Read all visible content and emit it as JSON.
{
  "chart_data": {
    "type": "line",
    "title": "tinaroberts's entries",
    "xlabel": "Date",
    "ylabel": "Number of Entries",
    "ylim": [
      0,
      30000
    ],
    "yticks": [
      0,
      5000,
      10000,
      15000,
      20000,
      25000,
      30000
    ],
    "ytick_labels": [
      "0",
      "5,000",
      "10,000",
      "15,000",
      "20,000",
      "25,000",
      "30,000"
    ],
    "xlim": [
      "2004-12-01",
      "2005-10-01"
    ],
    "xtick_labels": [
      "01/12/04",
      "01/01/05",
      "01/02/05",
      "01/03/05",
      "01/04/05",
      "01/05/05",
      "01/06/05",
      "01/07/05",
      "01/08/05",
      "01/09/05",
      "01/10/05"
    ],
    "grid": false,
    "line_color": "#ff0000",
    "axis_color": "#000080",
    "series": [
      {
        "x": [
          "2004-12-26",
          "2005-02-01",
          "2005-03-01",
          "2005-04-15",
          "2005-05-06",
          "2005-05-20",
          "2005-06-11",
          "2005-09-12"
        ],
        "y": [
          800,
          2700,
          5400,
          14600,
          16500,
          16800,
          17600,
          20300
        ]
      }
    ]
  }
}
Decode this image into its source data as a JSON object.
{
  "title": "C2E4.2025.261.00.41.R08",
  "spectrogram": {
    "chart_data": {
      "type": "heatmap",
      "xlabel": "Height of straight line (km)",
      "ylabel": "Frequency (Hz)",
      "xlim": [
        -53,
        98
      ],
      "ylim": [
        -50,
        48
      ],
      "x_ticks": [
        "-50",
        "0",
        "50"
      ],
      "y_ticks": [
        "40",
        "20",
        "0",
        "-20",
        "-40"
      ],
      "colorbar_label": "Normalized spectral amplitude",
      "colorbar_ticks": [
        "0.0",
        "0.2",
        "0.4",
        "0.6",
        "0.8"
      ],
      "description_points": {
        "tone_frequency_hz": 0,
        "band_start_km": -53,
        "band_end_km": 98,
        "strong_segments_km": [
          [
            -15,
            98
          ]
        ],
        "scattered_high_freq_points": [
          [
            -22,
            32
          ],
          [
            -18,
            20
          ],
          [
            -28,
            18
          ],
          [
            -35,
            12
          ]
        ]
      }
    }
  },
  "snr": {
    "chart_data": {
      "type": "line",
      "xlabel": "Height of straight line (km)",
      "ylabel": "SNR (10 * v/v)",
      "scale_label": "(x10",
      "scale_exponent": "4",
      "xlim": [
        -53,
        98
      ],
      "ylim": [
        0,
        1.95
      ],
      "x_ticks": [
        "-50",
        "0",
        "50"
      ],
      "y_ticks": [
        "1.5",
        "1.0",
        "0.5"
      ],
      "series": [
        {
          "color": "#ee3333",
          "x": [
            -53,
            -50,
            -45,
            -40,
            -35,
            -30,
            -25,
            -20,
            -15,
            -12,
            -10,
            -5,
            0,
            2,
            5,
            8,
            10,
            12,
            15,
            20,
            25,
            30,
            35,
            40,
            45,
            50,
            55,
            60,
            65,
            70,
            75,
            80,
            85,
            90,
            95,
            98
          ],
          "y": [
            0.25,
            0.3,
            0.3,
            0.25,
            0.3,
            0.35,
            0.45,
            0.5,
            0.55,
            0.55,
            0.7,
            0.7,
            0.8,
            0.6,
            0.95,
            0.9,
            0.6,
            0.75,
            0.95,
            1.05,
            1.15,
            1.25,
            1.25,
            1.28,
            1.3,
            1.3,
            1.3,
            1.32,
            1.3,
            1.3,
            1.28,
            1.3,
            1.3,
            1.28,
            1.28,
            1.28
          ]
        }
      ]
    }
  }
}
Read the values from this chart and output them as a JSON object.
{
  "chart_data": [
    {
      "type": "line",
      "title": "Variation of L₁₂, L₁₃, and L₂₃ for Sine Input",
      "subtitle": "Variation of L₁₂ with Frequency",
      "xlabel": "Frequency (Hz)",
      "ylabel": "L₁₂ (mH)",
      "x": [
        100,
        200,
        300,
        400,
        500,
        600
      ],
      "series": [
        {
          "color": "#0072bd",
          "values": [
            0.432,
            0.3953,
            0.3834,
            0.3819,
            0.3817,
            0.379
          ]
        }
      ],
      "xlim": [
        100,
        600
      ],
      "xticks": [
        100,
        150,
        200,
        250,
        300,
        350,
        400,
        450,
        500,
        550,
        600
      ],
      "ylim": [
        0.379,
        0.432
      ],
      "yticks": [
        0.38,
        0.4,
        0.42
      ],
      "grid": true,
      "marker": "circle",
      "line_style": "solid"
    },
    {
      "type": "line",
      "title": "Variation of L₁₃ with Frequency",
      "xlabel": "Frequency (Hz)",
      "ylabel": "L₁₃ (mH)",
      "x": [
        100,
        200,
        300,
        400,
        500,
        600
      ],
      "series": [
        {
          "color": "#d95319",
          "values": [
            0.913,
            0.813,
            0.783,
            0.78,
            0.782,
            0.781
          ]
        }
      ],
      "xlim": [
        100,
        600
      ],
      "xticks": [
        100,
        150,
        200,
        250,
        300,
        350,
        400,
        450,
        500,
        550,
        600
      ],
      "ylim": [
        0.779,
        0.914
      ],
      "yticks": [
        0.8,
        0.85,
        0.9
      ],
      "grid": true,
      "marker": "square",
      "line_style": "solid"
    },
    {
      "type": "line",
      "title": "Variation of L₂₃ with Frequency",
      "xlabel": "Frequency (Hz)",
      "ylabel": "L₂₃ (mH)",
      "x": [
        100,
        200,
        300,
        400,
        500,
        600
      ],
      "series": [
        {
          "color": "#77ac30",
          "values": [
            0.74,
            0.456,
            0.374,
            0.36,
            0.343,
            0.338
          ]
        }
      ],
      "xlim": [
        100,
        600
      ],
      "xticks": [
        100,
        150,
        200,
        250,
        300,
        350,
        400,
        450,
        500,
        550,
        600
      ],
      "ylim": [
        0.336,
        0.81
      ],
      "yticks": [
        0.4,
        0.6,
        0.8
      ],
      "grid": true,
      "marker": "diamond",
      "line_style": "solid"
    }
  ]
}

◆ **Goal of the exercise**: Each entry is to be returned in full, character for character.

◆ **Response to this exercise**:
Read all visible content and emit it as JSON.
{
  "chart_data": {
    "type": "line",
    "title": "tinaroberts's entries",
    "xlabel": "Date",
    "ylabel": "Number of Entries",
    "ylim": [
      0,
      30000
    ],
    "yticks": [
      0,
      5000,
      10000,
      15000,
      20000,
      25000,
      30000
    ],
    "ytick_labels": [
      "0",
      "5,000",
      "10,000",
      "15,000",
      "20,000",
      "25,000",
      "30,000"
    ],
    "xlim": [
      "2004-12-01",
      "2005-10-01"
    ],
    "xtick_labels": [
      "01/12/04",
      "01/01/05",
      "01/02/05",
      "01/03/05",
      "01/04/05",
      "01/05/05",
      "01/06/05",
      "01/07/05",
      "01/08/05",
      "01/09/05",
      "01/10/05"
    ],
    "grid": false,
    "line_color": "#ff0000",
    "axis_color": "#000080",
    "series": [
      {
        "x": [
          "2004-12-26",
          "2005-02-01",
          "2005-03-01",
          "2005-04-15",
          "2005-05-06",
          "2005-05-20",
          "2005-06-11",
          "2005-09-12"
        ],
        "y": [
          800,
          2700,
          5400,
          14600,
          16500,
          16800,
          17600,
          20300
        ]
      }
    ]
  }
}
Decode this image into its source data as a JSON object.
{
  "title": "C2E4.2025.261.00.41.R08",
  "spectrogram": {
    "chart_data": {
      "type": "heatmap",
      "xlabel": "Height of straight line (km)",
      "ylabel": "Frequency (Hz)",
      "xlim": [
        -53,
        98
      ],
      "ylim": [
        -50,
        48
      ],
      "x_ticks": [
        "-50",
        "0",
        "50"
      ],
      "y_ticks": [
        "40",
        "20",
        "0",
        "-20",
        "-40"
      ],
      "colorbar_label": "Normalized spectral amplitude",
      "colorbar_ticks": [
        "0.0",
        "0.2",
        "0.4",
        "0.6",
        "0.8"
      ],
      "description_points": {
        "tone_frequency_hz": 0,
        "band_start_km": -53,
        "band_end_km": 98,
        "strong_segments_km": [
          [
            -15,
            98
          ]
        ],
        "scattered_high_freq_points": [
          [
            -22,
            32
          ],
          [
            -18,
            20
          ],
          [
            -28,
            18
          ],
          [
            -35,
            12
          ]
        ]
      }
    }
  },
  "snr": {
    "chart_data": {
      "type": "line",
      "xlabel": "Height of straight line (km)",
      "ylabel": "SNR (10 * v/v)",
      "scale_label": "(x10",
      "scale_exponent": "4",
      "xlim": [
        -53,
        98
      ],
      "ylim": [
        0,
        1.95
      ],
      "x_ticks": [
        "-50",
        "0",
        "50"
      ],
      "y_ticks": [
        "1.5",
        "1.0",
        "0.5"
      ],
      "series": [
        {
          "color": "#ee3333",
          "x": [
            -53,
            -50,
            -45,
            -40,
            -35,
            -30,
            -25,
            -20,
            -15,
            -12,
            -10,
            -5,
            0,
            2,
            5,
            8,
            10,
            12,
            15,
            20,
            25,
            30,
            35,
            40,
            45,
            50,
            55,
            60,
            65,
            70,
            75,
            80,
            85,
            90,
            95,
            98
          ],
          "y": [
            0.25,
            0.3,
            0.3,
            0.25,
            0.3,
            0.35,
            0.45,
            0.5,
            0.55,
            0.55,
            0.7,
            0.7,
            0.8,
            0.6,
            0.95,
            0.9,
            0.6,
            0.75,
            0.95,
            1.05,
            1.15,
            1.25,
            1.25,
            1.28,
            1.3,
            1.3,
            1.3,
            1.32,
            1.3,
            1.3,
            1.28,
            1.3,
            1.3,
            1.28,
            1.28,
            1.28
          ]
        }
      ]
    }
  }
}
Read the values from this chart and output them as a JSON object.
{
  "chart_data": [
    {
      "type": "line",
      "title": "Variation of L₁₂, L₁₃, and L₂₃ for Sine Input",
      "subtitle": "Variation of L₁₂ with Frequency",
      "xlabel": "Frequency (Hz)",
      "ylabel": "L₁₂ (mH)",
      "x": [
        100,
        200,
        300,
        400,
        500,
        600
      ],
      "series": [
        {
          "color": "#0072bd",
          "values": [
            0.432,
            0.3953,
            0.3834,
            0.3819,
            0.3817,
            0.379
          ]
        }
      ],
      "xlim": [
        100,
        600
      ],
      "xticks": [
        100,
        150,
        200,
        250,
        300,
        350,
        400,
        450,
        500,
        550,
        600
      ],
      "ylim": [
        0.379,
        0.432
      ],
      "yticks": [
        0.38,
        0.4,
        0.42
      ],
      "grid": true,
      "marker": "circle",
      "line_style": "solid"
    },
    {
      "type": "line",
      "title": "Variation of L₁₃ with Frequency",
      "xlabel": "Frequency (Hz)",
      "ylabel": "L₁₃ (mH)",
      "x": [
        100,
        200,
        300,
        400,
        500,
        600
      ],
      "series": [
        {
          "color": "#d95319",
          "values": [
            0.913,
            0.813,
            0.783,
            0.78,
            0.782,
            0.781
          ]
        }
      ],
      "xlim": [
        100,
        600
      ],
      "xticks": [
        100,
        150,
        200,
        250,
        300,
        350,
        400,
        450,
        500,
        550,
        600
      ],
      "ylim": [
        0.779,
        0.914
      ],
      "yticks": [
        0.8,
        0.85,
        0.9
      ],
      "grid": true,
      "marker": "square",
      "line_style": "solid"
    },
    {
      "type": "line",
      "title": "Variation of L₂₃ with Frequency",
      "xlabel": "Frequency (Hz)",
      "ylabel": "L₂₃ (mH)",
      "x": [
        100,
        200,
        300,
        400,
        500,
        600
      ],
      "series": [
        {
          "color": "#77ac30",
          "values": [
            0.74,
            0.456,
            0.374,
            0.36,
            0.343,
            0.338
          ]
        }
      ],
      "xlim": [
        100,
        600
      ],
      "xticks": [
        100,
        150,
        200,
        250,
        300,
        350,
        400,
        450,
        500,
        550,
        600
      ],
      "ylim": [
        0.336,
        0.81
      ],
      "yticks": [
        0.4,
        0.6,
        0.8
      ],
      "grid": true,
      "marker": "diamond",
      "line_style": "solid"
    }
  ]
}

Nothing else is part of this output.